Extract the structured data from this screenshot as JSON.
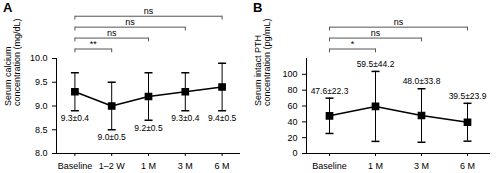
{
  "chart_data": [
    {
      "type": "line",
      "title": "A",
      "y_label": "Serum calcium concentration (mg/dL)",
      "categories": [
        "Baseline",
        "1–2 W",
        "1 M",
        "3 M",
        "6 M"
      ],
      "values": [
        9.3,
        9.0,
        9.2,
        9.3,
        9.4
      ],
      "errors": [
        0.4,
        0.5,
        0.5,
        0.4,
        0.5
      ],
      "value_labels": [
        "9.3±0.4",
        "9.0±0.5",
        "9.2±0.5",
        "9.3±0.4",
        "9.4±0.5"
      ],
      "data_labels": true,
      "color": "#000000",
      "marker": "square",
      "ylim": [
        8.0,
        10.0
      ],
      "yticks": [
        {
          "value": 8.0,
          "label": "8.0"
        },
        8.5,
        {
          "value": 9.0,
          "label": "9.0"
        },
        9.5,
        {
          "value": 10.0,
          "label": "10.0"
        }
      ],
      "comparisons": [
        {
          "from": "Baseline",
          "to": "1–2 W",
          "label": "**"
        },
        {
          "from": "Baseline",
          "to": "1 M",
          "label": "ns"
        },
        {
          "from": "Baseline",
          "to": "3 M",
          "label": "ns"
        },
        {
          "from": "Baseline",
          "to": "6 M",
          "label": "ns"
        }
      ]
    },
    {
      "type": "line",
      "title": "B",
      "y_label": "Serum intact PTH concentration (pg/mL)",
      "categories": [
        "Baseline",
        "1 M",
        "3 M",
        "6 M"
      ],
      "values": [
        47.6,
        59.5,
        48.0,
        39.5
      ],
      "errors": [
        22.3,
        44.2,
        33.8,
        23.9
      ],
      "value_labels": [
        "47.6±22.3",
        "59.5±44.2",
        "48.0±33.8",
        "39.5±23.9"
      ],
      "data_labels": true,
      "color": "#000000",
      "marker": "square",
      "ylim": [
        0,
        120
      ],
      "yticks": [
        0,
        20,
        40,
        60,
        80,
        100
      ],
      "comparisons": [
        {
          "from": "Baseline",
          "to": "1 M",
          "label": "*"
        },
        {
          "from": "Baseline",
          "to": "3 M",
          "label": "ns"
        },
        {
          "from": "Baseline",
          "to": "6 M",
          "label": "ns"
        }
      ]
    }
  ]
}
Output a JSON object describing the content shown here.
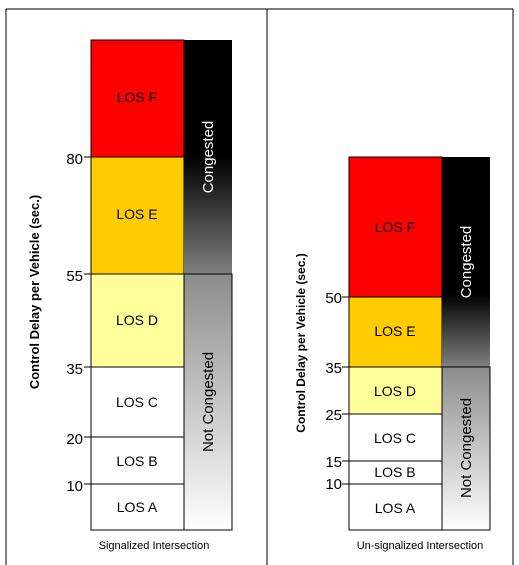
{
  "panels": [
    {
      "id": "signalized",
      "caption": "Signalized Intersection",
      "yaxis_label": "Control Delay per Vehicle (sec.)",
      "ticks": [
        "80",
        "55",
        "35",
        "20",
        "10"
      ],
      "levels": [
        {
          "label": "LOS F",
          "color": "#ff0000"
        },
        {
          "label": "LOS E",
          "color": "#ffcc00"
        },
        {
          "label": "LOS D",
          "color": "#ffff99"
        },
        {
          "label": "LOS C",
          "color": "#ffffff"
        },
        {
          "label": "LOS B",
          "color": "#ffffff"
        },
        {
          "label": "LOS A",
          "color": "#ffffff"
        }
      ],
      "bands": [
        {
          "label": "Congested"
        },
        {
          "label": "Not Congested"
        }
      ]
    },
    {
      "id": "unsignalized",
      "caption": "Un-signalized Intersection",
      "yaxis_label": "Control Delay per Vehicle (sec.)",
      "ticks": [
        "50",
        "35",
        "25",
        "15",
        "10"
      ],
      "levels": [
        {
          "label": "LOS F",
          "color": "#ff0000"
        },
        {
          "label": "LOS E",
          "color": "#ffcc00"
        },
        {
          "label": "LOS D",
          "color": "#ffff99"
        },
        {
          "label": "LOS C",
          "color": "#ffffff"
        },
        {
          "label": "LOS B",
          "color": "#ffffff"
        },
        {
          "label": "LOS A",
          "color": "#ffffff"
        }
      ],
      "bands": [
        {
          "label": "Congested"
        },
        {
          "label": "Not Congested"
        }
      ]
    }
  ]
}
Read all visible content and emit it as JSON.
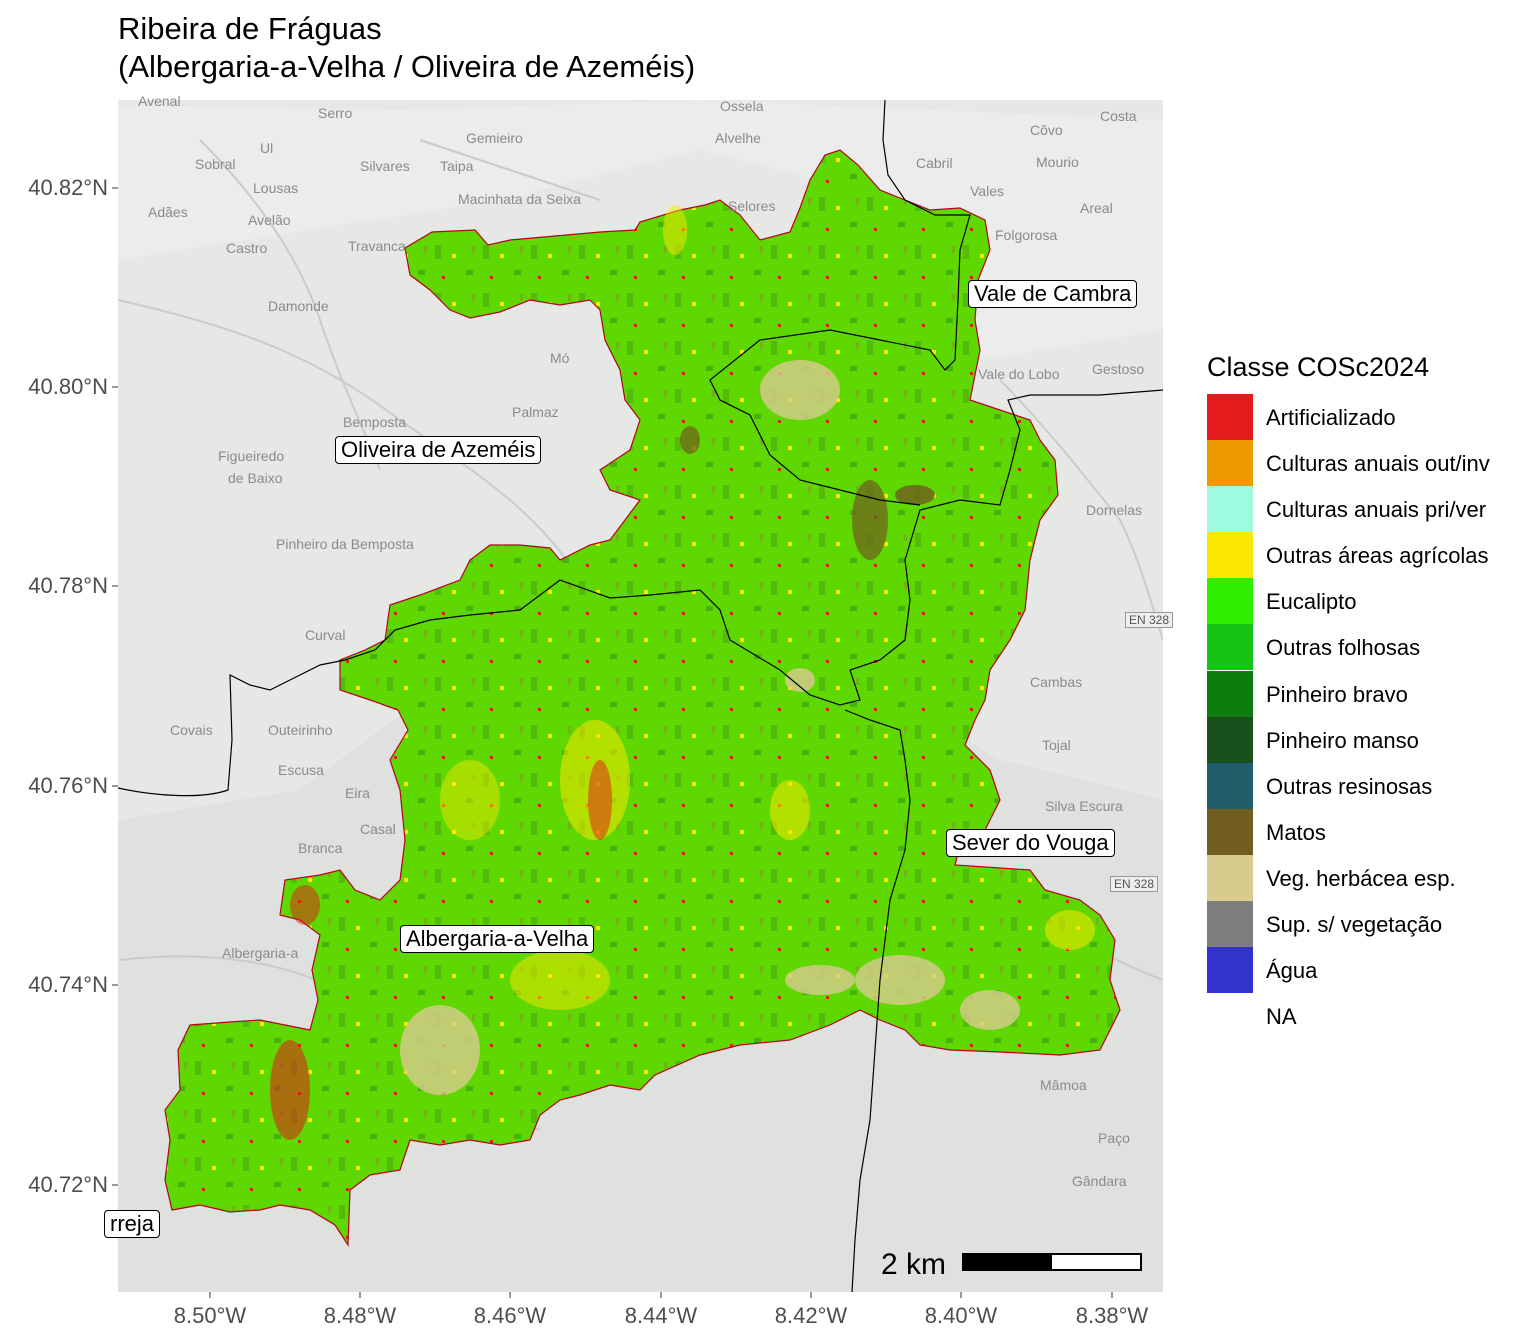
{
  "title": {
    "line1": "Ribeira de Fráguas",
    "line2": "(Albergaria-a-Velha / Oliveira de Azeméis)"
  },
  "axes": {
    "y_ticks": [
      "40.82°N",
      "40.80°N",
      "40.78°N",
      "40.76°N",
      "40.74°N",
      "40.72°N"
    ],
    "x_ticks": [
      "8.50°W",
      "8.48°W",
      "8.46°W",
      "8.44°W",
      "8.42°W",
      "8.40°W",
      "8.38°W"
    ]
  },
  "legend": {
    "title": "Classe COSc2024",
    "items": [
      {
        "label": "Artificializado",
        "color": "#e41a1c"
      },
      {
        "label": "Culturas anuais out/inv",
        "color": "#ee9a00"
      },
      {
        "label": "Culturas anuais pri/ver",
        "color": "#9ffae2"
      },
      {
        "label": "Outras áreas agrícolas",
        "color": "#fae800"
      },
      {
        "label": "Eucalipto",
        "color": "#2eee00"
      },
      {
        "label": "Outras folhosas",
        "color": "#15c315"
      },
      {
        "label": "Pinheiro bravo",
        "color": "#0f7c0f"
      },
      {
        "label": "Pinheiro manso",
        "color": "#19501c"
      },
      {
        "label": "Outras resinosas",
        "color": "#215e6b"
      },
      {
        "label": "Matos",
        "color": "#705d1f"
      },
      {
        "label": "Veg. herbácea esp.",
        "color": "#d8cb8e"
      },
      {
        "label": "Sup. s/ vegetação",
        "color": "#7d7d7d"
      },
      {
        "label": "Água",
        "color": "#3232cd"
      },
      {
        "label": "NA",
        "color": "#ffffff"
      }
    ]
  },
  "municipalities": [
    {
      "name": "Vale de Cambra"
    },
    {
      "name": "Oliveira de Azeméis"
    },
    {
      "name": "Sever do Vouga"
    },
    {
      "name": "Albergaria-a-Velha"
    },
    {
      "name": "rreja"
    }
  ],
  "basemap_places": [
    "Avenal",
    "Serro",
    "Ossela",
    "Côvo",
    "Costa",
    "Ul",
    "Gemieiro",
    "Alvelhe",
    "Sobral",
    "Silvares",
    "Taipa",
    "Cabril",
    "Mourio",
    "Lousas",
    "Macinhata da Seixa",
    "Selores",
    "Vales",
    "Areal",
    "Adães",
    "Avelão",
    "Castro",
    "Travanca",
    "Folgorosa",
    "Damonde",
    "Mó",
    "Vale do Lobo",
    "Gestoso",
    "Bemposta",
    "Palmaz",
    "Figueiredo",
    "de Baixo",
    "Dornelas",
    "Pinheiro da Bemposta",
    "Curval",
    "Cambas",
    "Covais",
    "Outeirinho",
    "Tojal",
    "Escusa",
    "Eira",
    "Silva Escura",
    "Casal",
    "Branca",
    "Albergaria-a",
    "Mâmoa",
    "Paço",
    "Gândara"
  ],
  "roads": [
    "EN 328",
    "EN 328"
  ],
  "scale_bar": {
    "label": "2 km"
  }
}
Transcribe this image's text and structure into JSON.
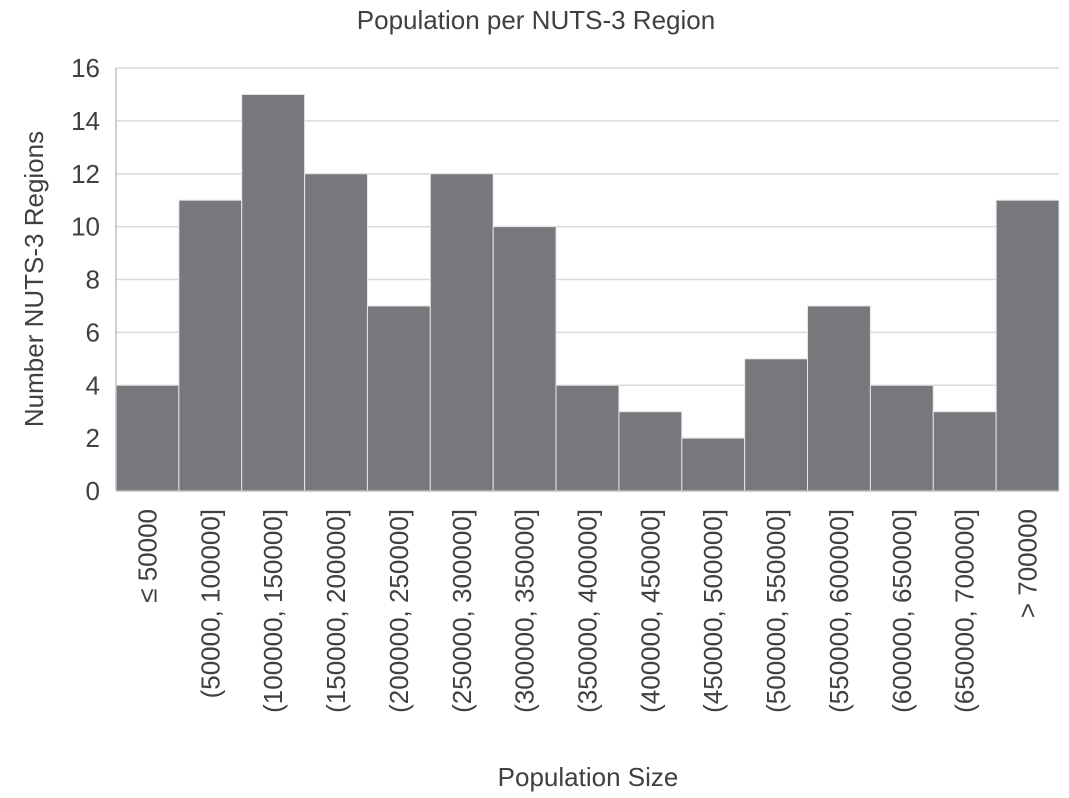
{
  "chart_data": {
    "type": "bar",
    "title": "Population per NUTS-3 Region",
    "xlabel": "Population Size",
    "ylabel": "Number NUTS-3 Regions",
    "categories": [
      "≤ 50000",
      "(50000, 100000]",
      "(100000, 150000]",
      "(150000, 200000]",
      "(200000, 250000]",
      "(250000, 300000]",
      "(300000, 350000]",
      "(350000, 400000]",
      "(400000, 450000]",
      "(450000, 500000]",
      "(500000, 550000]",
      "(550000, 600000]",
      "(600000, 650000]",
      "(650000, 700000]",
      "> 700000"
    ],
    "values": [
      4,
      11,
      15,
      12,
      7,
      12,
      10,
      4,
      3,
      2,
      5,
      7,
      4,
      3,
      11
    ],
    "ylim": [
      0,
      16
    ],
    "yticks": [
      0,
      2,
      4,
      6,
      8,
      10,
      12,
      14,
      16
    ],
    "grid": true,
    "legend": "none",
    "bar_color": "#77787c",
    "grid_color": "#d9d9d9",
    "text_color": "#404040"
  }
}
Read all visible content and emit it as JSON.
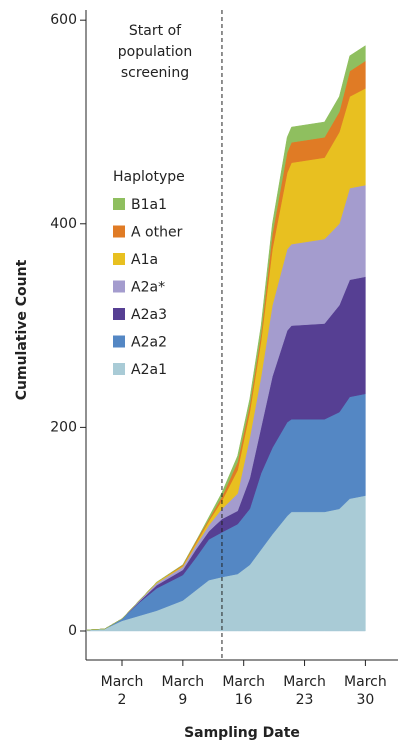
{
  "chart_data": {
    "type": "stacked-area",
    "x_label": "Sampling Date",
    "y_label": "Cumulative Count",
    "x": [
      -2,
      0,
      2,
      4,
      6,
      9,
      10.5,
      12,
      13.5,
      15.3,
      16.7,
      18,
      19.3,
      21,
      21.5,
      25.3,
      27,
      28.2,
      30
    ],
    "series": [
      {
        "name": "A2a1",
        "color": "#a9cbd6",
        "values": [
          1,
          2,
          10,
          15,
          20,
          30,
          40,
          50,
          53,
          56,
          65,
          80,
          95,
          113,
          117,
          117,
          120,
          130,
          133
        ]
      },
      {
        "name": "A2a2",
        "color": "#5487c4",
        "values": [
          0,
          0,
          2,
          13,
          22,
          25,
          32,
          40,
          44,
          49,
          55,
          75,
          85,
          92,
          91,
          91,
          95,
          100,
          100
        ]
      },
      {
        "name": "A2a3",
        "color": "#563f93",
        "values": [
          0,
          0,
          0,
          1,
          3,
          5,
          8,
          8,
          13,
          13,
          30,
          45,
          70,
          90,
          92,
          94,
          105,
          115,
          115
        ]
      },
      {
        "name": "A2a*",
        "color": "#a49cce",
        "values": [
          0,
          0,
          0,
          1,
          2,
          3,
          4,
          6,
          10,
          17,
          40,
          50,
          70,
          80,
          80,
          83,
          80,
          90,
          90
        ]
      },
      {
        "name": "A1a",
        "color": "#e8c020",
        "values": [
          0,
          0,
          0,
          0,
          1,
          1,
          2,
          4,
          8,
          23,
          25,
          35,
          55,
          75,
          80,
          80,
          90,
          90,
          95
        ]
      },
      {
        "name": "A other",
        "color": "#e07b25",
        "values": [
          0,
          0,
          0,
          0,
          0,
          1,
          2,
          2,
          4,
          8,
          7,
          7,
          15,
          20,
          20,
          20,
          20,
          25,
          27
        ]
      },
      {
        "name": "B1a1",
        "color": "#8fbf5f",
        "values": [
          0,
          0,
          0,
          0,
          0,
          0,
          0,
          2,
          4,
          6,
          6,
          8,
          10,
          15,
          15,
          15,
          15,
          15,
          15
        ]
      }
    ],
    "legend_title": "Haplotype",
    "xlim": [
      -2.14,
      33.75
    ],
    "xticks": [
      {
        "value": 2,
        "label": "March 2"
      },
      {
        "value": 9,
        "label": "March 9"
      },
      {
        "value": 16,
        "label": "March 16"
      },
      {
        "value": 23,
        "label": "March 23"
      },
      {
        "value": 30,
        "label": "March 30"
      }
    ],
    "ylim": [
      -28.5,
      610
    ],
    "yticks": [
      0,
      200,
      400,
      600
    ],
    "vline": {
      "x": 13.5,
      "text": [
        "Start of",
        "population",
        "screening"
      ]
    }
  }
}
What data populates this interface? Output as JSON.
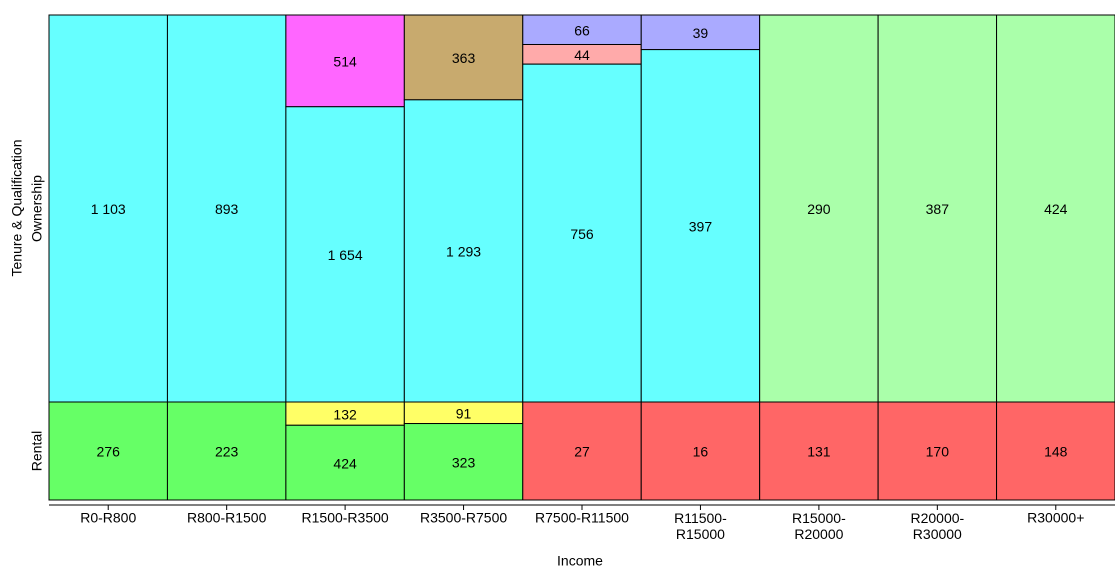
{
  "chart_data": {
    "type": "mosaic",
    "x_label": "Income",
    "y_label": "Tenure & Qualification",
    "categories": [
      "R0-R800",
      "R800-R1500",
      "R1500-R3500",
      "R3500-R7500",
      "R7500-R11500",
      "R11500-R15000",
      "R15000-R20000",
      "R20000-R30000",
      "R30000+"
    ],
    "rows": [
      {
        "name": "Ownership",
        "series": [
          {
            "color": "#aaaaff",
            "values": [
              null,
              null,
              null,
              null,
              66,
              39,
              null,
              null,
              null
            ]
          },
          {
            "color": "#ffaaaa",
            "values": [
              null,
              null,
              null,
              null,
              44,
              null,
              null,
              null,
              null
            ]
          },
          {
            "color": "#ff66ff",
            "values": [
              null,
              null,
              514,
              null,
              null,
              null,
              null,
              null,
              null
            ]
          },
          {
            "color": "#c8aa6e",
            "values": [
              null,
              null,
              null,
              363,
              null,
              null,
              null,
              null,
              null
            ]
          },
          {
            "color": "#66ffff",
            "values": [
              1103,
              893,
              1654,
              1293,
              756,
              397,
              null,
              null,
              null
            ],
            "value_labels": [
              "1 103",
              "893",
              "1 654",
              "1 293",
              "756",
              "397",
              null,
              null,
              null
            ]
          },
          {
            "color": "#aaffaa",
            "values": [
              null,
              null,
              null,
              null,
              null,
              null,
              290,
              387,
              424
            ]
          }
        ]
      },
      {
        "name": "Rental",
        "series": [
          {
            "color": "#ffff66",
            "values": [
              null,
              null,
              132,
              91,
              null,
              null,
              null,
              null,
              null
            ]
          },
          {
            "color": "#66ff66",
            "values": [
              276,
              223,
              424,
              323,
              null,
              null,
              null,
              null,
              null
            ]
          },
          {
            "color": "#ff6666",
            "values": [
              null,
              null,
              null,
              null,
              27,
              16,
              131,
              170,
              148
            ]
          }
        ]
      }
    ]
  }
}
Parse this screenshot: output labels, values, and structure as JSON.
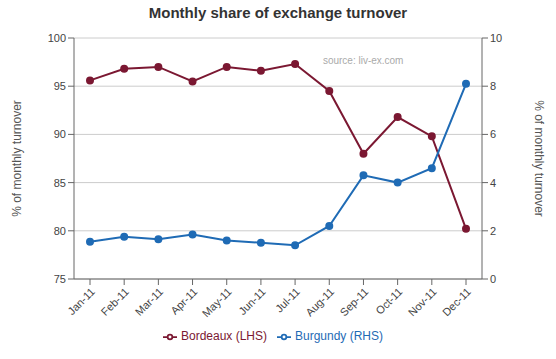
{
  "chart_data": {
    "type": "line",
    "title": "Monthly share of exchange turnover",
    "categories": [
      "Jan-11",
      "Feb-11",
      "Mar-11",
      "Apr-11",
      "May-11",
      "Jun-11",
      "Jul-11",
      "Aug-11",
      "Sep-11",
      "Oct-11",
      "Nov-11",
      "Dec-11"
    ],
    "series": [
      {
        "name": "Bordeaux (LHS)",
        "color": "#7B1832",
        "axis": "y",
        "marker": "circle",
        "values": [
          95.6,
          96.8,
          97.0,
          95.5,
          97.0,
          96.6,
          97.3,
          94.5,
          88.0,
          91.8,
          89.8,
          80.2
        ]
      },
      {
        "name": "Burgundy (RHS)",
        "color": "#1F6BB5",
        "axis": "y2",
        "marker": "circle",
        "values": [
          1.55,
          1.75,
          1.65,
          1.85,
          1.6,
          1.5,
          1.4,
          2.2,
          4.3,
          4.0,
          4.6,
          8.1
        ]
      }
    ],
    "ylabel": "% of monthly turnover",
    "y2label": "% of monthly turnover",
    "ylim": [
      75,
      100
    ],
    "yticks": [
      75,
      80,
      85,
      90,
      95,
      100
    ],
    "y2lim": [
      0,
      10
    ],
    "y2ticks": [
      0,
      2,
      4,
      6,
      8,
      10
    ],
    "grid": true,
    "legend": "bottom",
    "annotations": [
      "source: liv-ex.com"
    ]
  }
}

:::::

What you need to do: Go over the data above and copy every line that has the word "NUTS" in it.

Answer to this problem:
    "title": "Population per NUTS-3 Region",
    "ylabel": "Number NUTS-3 Regions",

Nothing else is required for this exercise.